## Job
Convert the lines below into a Markdown table with the columns "Row" and "Line," numbering each row and leaving out any blank lines.

^^^^

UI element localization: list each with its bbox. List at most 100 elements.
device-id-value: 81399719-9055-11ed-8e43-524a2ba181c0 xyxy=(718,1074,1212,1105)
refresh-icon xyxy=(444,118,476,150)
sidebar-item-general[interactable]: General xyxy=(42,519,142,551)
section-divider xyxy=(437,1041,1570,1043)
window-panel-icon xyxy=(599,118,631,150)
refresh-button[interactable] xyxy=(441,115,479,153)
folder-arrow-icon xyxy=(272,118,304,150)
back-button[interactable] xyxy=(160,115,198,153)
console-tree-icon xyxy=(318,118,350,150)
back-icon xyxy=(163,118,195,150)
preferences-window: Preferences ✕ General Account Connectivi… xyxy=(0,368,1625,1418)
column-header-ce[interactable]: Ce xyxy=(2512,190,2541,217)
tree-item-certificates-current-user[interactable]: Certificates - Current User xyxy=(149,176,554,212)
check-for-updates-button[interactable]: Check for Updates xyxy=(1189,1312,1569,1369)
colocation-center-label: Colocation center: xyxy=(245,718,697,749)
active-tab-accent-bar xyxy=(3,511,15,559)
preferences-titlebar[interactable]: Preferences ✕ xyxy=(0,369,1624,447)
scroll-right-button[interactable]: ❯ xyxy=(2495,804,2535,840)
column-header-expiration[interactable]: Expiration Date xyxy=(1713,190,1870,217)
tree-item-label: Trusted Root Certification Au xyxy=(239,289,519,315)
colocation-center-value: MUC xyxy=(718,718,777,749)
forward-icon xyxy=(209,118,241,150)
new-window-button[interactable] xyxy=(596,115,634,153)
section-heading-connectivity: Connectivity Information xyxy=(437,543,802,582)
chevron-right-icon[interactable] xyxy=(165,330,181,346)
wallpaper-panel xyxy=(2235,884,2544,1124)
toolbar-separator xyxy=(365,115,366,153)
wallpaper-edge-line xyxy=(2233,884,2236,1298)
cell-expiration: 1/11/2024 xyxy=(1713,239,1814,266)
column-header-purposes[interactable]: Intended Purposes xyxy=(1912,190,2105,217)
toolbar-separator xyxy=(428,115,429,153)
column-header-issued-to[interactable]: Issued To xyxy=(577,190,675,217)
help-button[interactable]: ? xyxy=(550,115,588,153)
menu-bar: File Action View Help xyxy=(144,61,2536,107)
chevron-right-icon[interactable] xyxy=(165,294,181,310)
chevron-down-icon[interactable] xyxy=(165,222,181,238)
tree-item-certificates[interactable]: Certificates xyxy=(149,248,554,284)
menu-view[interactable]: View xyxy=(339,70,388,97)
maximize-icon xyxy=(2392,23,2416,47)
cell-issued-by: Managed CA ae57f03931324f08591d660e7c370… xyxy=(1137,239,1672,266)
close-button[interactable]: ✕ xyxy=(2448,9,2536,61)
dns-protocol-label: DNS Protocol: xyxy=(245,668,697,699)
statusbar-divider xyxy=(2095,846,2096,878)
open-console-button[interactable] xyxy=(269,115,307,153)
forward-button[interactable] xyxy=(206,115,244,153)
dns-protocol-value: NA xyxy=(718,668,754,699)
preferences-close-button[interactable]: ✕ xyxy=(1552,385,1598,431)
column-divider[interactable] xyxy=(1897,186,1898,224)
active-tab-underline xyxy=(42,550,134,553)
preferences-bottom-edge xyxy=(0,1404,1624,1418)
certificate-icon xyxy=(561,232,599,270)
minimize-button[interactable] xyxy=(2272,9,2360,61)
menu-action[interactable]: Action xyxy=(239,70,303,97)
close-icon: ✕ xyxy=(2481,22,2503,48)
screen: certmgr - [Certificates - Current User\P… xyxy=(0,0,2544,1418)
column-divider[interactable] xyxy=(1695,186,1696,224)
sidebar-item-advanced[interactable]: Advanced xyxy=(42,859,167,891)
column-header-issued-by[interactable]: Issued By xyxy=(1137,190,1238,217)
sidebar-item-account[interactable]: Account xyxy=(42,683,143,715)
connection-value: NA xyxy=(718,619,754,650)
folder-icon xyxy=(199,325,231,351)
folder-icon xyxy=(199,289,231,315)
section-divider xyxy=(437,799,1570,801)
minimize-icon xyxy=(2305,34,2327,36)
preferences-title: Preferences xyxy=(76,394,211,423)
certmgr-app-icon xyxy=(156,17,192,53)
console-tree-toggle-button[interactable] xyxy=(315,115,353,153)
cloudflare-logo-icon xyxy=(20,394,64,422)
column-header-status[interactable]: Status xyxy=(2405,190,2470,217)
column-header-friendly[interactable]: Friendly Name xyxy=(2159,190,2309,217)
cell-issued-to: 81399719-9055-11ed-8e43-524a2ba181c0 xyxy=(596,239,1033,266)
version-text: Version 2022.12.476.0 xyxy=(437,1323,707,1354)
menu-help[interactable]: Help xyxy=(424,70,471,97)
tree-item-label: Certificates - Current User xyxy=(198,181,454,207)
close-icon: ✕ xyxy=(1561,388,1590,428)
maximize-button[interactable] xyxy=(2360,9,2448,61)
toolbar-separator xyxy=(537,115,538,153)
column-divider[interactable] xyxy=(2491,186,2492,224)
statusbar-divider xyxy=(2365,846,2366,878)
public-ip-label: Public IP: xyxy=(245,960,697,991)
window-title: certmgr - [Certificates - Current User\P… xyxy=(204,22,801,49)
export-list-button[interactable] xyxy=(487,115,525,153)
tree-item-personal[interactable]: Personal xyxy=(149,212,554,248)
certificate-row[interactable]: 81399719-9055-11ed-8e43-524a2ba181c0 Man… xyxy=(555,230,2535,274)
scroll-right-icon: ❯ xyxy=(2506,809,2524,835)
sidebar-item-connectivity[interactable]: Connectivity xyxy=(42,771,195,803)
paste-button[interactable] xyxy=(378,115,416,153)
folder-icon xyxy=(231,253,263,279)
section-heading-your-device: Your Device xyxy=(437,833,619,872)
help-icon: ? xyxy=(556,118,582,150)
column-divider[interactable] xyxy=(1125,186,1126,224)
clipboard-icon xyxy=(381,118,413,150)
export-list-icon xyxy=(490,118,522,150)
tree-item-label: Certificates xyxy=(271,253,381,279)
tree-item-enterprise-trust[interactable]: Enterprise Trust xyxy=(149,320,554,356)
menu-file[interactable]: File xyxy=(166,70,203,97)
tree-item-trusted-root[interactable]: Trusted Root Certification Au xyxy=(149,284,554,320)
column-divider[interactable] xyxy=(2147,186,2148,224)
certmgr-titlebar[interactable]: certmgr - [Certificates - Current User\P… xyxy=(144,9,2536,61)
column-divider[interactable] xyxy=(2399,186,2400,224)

^^^^

## Completed task
| Row | Line |
|---|---|
| 1 | UI element localization: list each with its bbox. List at most 100 elements. |
| 2 | device-id-value: 81399719-9055-11ed-8e43-524a2ba181c0 xyxy=(718,1074,1212,1105) |
| 3 | refresh-icon xyxy=(444,118,476,150) |
| 4 | sidebar-item-general[interactable]: General xyxy=(42,519,142,551) |
| 5 | section-divider xyxy=(437,1041,1570,1043) |
| 6 | window-panel-icon xyxy=(599,118,631,150) |
| 7 | refresh-button[interactable] xyxy=(441,115,479,153) |
| 8 | folder-arrow-icon xyxy=(272,118,304,150) |
| 9 | back-button[interactable] xyxy=(160,115,198,153) |
| 10 | console-tree-icon xyxy=(318,118,350,150) |
| 11 | back-icon xyxy=(163,118,195,150) |
| 12 | preferences-window: Preferences ✕ General Account Connectivi… xyxy=(0,368,1625,1418) |
| 13 | column-header-ce[interactable]: Ce xyxy=(2512,190,2541,217) |
| 14 | tree-item-certificates-current-user[interactable]: Certificates - Current User xyxy=(149,176,554,212) |
| 15 | check-for-updates-button[interactable]: Check for Updates xyxy=(1189,1312,1569,1369) |
| 16 | colocation-center-label: Colocation center: xyxy=(245,718,697,749) |
| 17 | active-tab-accent-bar xyxy=(3,511,15,559) |
| 18 | preferences-titlebar[interactable]: Preferences ✕ xyxy=(0,369,1624,447) |
| 19 | scroll-right-button[interactable]: ❯ xyxy=(2495,804,2535,840) |
| 20 | column-header-expiration[interactable]: Expiration Date xyxy=(1713,190,1870,217) |
| 21 | tree-item-label: Trusted Root Certification Au xyxy=(239,289,519,315) |
| 22 | colocation-center-value: MUC xyxy=(718,718,777,749) |
| 23 | forward-icon xyxy=(209,118,241,150) |
| 24 | new-window-button[interactable] xyxy=(596,115,634,153) |
| 25 | section-heading-connectivity: Connectivity Information xyxy=(437,543,802,582) |
| 26 | chevron-right-icon[interactable] xyxy=(165,330,181,346) |
| 27 | wallpaper-panel xyxy=(2235,884,2544,1124) |
| 28 | toolbar-separator xyxy=(365,115,366,153) |
| 29 | wallpaper-edge-line xyxy=(2233,884,2236,1298) |
| 30 | cell-expiration: 1/11/2024 xyxy=(1713,239,1814,266) |
| 31 | column-header-purposes[interactable]: Intended Purposes xyxy=(1912,190,2105,217) |
| 32 | toolbar-separator xyxy=(428,115,429,153) |
| 33 | column-header-issued-to[interactable]: Issued To xyxy=(577,190,675,217) |
| 34 | help-button[interactable]: ? xyxy=(550,115,588,153) |
| 35 | menu-bar: File Action View Help xyxy=(144,61,2536,107) |
| 36 | chevron-right-icon[interactable] xyxy=(165,294,181,310) |
| 37 | chevron-down-icon[interactable] xyxy=(165,222,181,238) |
| 38 | tree-item-certificates[interactable]: Certificates xyxy=(149,248,554,284) |
| 39 | menu-view[interactable]: View xyxy=(339,70,388,97) |
| 40 | maximize-icon xyxy=(2392,23,2416,47) |
| 41 | cell-issued-by: Managed CA ae57f03931324f08591d660e7c370… xyxy=(1137,239,1672,266) |
| 42 | close-button[interactable]: ✕ xyxy=(2448,9,2536,61) |
| 43 | dns-protocol-label: DNS Protocol: xyxy=(245,668,697,699) |
| 44 | statusbar-divider xyxy=(2095,846,2096,878) |
| 45 | open-console-button[interactable] xyxy=(269,115,307,153) |
| 46 | forward-button[interactable] xyxy=(206,115,244,153) |
| 47 | dns-protocol-value: NA xyxy=(718,668,754,699) |
| 48 | preferences-close-button[interactable]: ✕ xyxy=(1552,385,1598,431) |
| 49 | column-divider[interactable] xyxy=(1897,186,1898,224) |
| 50 | active-tab-underline xyxy=(42,550,134,553) |
| 51 | preferences-bottom-edge xyxy=(0,1404,1624,1418) |
| 52 | certificate-icon xyxy=(561,232,599,270) |
| 53 | minimize-button[interactable] xyxy=(2272,9,2360,61) |
| 54 | menu-action[interactable]: Action xyxy=(239,70,303,97) |
| 55 | close-icon: ✕ xyxy=(2481,22,2503,48) |
| 56 | screen: certmgr - [Certificates - Current User\P… xyxy=(0,0,2544,1418) |
| 57 | column-divider[interactable] xyxy=(1695,186,1696,224) |
| 58 | sidebar-item-advanced[interactable]: Advanced xyxy=(42,859,167,891) |
| 59 | column-header-issued-by[interactable]: Issued By xyxy=(1137,190,1238,217) |
| 60 | sidebar-item-account[interactable]: Account xyxy=(42,683,143,715) |
| 61 | connection-value: NA xyxy=(718,619,754,650) |
| 62 | folder-icon xyxy=(199,325,231,351) |
| 63 | folder-icon xyxy=(199,289,231,315) |
| 64 | section-divider xyxy=(437,799,1570,801) |
| 65 | minimize-icon xyxy=(2305,34,2327,36) |
| 66 | preferences-title: Preferences xyxy=(76,394,211,423) |
| 67 | certmgr-app-icon xyxy=(156,17,192,53) |
| 68 | console-tree-toggle-button[interactable] xyxy=(315,115,353,153) |
| 69 | cloudflare-logo-icon xyxy=(20,394,64,422) |
| 70 | column-header-status[interactable]: Status xyxy=(2405,190,2470,217) |
| 71 | column-header-friendly[interactable]: Friendly Name xyxy=(2159,190,2309,217) |
| 72 | cell-issued-to: 81399719-9055-11ed-8e43-524a2ba181c0 xyxy=(596,239,1033,266) |
| 73 | version-text: Version 2022.12.476.0 xyxy=(437,1323,707,1354) |
| 74 | menu-help[interactable]: Help xyxy=(424,70,471,97) |
| 75 | tree-item-label: Certificates - Current User xyxy=(198,181,454,207) |
| 76 | close-icon: ✕ xyxy=(1561,388,1590,428) |
| 77 | maximize-button[interactable] xyxy=(2360,9,2448,61) |
| 78 | toolbar-separator xyxy=(537,115,538,153) |
| 79 | column-divider[interactable] xyxy=(2491,186,2492,224) |
| 80 | statusbar-divider xyxy=(2365,846,2366,878) |
| 81 | public-ip-label: Public IP: xyxy=(245,960,697,991) |
| 82 | window-title: certmgr - [Certificates - Current User\P… xyxy=(204,22,801,49) |
| 83 | export-list-button[interactable] xyxy=(487,115,525,153) |
| 84 | tree-item-personal[interactable]: Personal xyxy=(149,212,554,248) |
| 85 | certificate-row[interactable]: 81399719-9055-11ed-8e43-524a2ba181c0 Man… xyxy=(555,230,2535,274) |
| 86 | scroll-right-icon: ❯ xyxy=(2506,809,2524,835) |
| 87 | sidebar-item-connectivity[interactable]: Connectivity xyxy=(42,771,195,803) |
| 88 | paste-button[interactable] xyxy=(378,115,416,153) |
| 89 | folder-icon xyxy=(231,253,263,279) |
| 90 | section-heading-your-device: Your Device xyxy=(437,833,619,872) |
| 91 | help-icon: ? xyxy=(556,118,582,150) |
| 92 | column-divider[interactable] xyxy=(1125,186,1126,224) |
| 93 | clipboard-icon xyxy=(381,118,413,150) |
| 94 | export-list-icon xyxy=(490,118,522,150) |
| 95 | tree-item-label: Certificates xyxy=(271,253,381,279) |
| 96 | tree-item-enterprise-trust[interactable]: Enterprise Trust xyxy=(149,320,554,356) |
| 97 | menu-file[interactable]: File xyxy=(166,70,203,97) |
| 98 | tree-item-trusted-root[interactable]: Trusted Root Certification Au xyxy=(149,284,554,320) |
| 99 | column-divider[interactable] xyxy=(2147,186,2148,224) |
| 100 | certmgr-titlebar[interactable]: certmgr - [Certificates - Current User\P… xyxy=(144,9,2536,61) |
| 101 | column-divider[interactable] xyxy=(2399,186,2400,224) |